[Aim] Retype the material that follows, keeping every word as it is.

[Listed records]
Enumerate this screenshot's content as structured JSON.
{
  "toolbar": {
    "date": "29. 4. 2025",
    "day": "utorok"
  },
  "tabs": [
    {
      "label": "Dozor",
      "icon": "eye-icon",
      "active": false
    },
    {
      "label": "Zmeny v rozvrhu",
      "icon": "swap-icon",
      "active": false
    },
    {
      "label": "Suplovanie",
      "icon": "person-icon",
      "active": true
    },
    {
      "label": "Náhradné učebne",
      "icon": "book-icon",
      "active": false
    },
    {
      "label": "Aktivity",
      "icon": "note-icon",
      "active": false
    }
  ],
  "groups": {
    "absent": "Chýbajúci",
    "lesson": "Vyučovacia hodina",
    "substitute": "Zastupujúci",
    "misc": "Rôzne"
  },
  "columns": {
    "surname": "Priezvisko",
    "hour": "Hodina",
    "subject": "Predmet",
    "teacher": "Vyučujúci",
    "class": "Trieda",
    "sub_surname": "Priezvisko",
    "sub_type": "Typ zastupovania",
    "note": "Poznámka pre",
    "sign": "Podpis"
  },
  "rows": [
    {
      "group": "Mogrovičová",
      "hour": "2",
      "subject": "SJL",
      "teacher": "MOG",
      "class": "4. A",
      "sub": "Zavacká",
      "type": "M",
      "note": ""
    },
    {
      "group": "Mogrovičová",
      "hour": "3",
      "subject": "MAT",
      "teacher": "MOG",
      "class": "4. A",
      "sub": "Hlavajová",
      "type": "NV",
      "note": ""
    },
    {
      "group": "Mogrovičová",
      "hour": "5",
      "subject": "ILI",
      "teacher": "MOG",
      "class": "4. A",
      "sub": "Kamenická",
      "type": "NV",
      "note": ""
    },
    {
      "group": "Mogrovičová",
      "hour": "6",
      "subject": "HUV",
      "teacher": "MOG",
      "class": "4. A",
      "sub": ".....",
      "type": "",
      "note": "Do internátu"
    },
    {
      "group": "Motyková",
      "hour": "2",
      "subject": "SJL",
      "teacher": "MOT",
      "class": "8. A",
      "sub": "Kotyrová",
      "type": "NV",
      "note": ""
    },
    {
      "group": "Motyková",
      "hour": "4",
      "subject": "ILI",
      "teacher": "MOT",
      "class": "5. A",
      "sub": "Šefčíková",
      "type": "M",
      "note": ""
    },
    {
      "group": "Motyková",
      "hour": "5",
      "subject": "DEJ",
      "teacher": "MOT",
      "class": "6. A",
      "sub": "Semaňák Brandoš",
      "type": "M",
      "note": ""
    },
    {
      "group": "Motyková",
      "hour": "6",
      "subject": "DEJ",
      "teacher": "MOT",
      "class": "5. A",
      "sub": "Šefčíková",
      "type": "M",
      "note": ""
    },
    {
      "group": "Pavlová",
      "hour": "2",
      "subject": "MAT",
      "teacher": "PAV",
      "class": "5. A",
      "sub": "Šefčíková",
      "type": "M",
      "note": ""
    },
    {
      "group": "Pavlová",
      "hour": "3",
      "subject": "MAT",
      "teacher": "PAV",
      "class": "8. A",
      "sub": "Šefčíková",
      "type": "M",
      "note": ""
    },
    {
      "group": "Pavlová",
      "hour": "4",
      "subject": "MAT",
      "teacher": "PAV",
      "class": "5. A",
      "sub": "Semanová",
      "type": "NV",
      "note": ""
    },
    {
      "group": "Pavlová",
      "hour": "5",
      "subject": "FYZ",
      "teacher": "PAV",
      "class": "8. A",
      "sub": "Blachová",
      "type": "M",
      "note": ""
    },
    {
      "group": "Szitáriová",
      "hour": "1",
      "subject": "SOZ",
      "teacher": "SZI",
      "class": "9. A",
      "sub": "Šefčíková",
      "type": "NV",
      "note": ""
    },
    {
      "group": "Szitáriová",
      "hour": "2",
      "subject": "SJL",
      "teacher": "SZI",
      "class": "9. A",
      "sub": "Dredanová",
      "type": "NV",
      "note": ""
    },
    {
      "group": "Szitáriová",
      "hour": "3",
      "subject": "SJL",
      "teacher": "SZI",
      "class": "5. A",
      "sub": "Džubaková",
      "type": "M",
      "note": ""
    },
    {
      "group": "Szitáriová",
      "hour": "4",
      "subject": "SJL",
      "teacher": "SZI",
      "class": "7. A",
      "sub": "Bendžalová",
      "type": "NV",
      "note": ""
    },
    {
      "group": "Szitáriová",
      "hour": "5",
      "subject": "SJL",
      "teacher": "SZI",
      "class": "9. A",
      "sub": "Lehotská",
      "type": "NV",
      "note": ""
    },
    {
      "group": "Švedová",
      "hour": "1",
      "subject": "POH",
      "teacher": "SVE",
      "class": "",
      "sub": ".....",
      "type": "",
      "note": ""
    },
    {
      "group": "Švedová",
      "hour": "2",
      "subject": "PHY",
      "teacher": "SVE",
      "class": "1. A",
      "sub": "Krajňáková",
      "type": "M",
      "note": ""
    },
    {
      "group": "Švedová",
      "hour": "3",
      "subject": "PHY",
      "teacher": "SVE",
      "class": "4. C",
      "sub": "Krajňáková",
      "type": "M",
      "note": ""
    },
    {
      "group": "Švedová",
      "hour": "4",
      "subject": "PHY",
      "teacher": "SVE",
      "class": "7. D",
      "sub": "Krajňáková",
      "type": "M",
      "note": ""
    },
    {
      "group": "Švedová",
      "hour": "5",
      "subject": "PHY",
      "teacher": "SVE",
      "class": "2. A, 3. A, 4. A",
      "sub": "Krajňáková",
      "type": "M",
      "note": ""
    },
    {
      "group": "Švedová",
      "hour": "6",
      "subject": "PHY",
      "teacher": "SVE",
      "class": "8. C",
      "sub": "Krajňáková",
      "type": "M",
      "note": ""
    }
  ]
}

[Response]
Enumerate this screenshot's content as structured JSON.
{
  "toolbar": {
    "date": "29. 4. 2025",
    "day": "utorok"
  },
  "tabs": [
    {
      "label": "Dozor",
      "icon": "eye-icon",
      "active": false
    },
    {
      "label": "Zmeny v rozvrhu",
      "icon": "swap-icon",
      "active": false
    },
    {
      "label": "Suplovanie",
      "icon": "person-icon",
      "active": true
    },
    {
      "label": "Náhradné učebne",
      "icon": "book-icon",
      "active": false
    },
    {
      "label": "Aktivity",
      "icon": "note-icon",
      "active": false
    }
  ],
  "groups": {
    "absent": "Chýbajúci",
    "lesson": "Vyučovacia hodina",
    "substitute": "Zastupujúci",
    "misc": "Rôzne"
  },
  "columns": {
    "surname": "Priezvisko",
    "hour": "Hodina",
    "subject": "Predmet",
    "teacher": "Vyučujúci",
    "class": "Trieda",
    "sub_surname": "Priezvisko",
    "sub_type": "Typ zastupovania",
    "note": "Poznámka pre",
    "sign": "Podpis"
  },
  "rows": [
    {
      "group": "Mogrovičová",
      "hour": "2",
      "subject": "SJL",
      "teacher": "MOG",
      "class": "4. A",
      "sub": "Zavacká",
      "type": "M",
      "note": ""
    },
    {
      "group": "Mogrovičová",
      "hour": "3",
      "subject": "MAT",
      "teacher": "MOG",
      "class": "4. A",
      "sub": "Hlavajová",
      "type": "NV",
      "note": ""
    },
    {
      "group": "Mogrovičová",
      "hour": "5",
      "subject": "ILI",
      "teacher": "MOG",
      "class": "4. A",
      "sub": "Kamenická",
      "type": "NV",
      "note": ""
    },
    {
      "group": "Mogrovičová",
      "hour": "6",
      "subject": "HUV",
      "teacher": "MOG",
      "class": "4. A",
      "sub": ".....",
      "type": "",
      "note": "Do internátu"
    },
    {
      "group": "Motyková",
      "hour": "2",
      "subject": "SJL",
      "teacher": "MOT",
      "class": "8. A",
      "sub": "Kotyrová",
      "type": "NV",
      "note": ""
    },
    {
      "group": "Motyková",
      "hour": "4",
      "subject": "ILI",
      "teacher": "MOT",
      "class": "5. A",
      "sub": "Šefčíková",
      "type": "M",
      "note": ""
    },
    {
      "group": "Motyková",
      "hour": "5",
      "subject": "DEJ",
      "teacher": "MOT",
      "class": "6. A",
      "sub": "Semaňák Brandoš",
      "type": "M",
      "note": ""
    },
    {
      "group": "Motyková",
      "hour": "6",
      "subject": "DEJ",
      "teacher": "MOT",
      "class": "5. A",
      "sub": "Šefčíková",
      "type": "M",
      "note": ""
    },
    {
      "group": "Pavlová",
      "hour": "2",
      "subject": "MAT",
      "teacher": "PAV",
      "class": "5. A",
      "sub": "Šefčíková",
      "type": "M",
      "note": ""
    },
    {
      "group": "Pavlová",
      "hour": "3",
      "subject": "MAT",
      "teacher": "PAV",
      "class": "8. A",
      "sub": "Šefčíková",
      "type": "M",
      "note": ""
    },
    {
      "group": "Pavlová",
      "hour": "4",
      "subject": "MAT",
      "teacher": "PAV",
      "class": "5. A",
      "sub": "Semanová",
      "type": "NV",
      "note": ""
    },
    {
      "group": "Pavlová",
      "hour": "5",
      "subject": "FYZ",
      "teacher": "PAV",
      "class": "8. A",
      "sub": "Blachová",
      "type": "M",
      "note": ""
    },
    {
      "group": "Szitáriová",
      "hour": "1",
      "subject": "SOZ",
      "teacher": "SZI",
      "class": "9. A",
      "sub": "Šefčíková",
      "type": "NV",
      "note": ""
    },
    {
      "group": "Szitáriová",
      "hour": "2",
      "subject": "SJL",
      "teacher": "SZI",
      "class": "9. A",
      "sub": "Dredanová",
      "type": "NV",
      "note": ""
    },
    {
      "group": "Szitáriová",
      "hour": "3",
      "subject": "SJL",
      "teacher": "SZI",
      "class": "5. A",
      "sub": "Džubaková",
      "type": "M",
      "note": ""
    },
    {
      "group": "Szitáriová",
      "hour": "4",
      "subject": "SJL",
      "teacher": "SZI",
      "class": "7. A",
      "sub": "Bendžalová",
      "type": "NV",
      "note": ""
    },
    {
      "group": "Szitáriová",
      "hour": "5",
      "subject": "SJL",
      "teacher": "SZI",
      "class": "9. A",
      "sub": "Lehotská",
      "type": "NV",
      "note": ""
    },
    {
      "group": "Švedová",
      "hour": "1",
      "subject": "POH",
      "teacher": "SVE",
      "class": "",
      "sub": ".....",
      "type": "",
      "note": ""
    },
    {
      "group": "Švedová",
      "hour": "2",
      "subject": "PHY",
      "teacher": "SVE",
      "class": "1. A",
      "sub": "Krajňáková",
      "type": "M",
      "note": ""
    },
    {
      "group": "Švedová",
      "hour": "3",
      "subject": "PHY",
      "teacher": "SVE",
      "class": "4. C",
      "sub": "Krajňáková",
      "type": "M",
      "note": ""
    },
    {
      "group": "Švedová",
      "hour": "4",
      "subject": "PHY",
      "teacher": "SVE",
      "class": "7. D",
      "sub": "Krajňáková",
      "type": "M",
      "note": ""
    },
    {
      "group": "Švedová",
      "hour": "5",
      "subject": "PHY",
      "teacher": "SVE",
      "class": "2. A, 3. A, 4. A",
      "sub": "Krajňáková",
      "type": "M",
      "note": ""
    },
    {
      "group": "Švedová",
      "hour": "6",
      "subject": "PHY",
      "teacher": "SVE",
      "class": "8. C",
      "sub": "Krajňáková",
      "type": "M",
      "note": ""
    }
  ]
}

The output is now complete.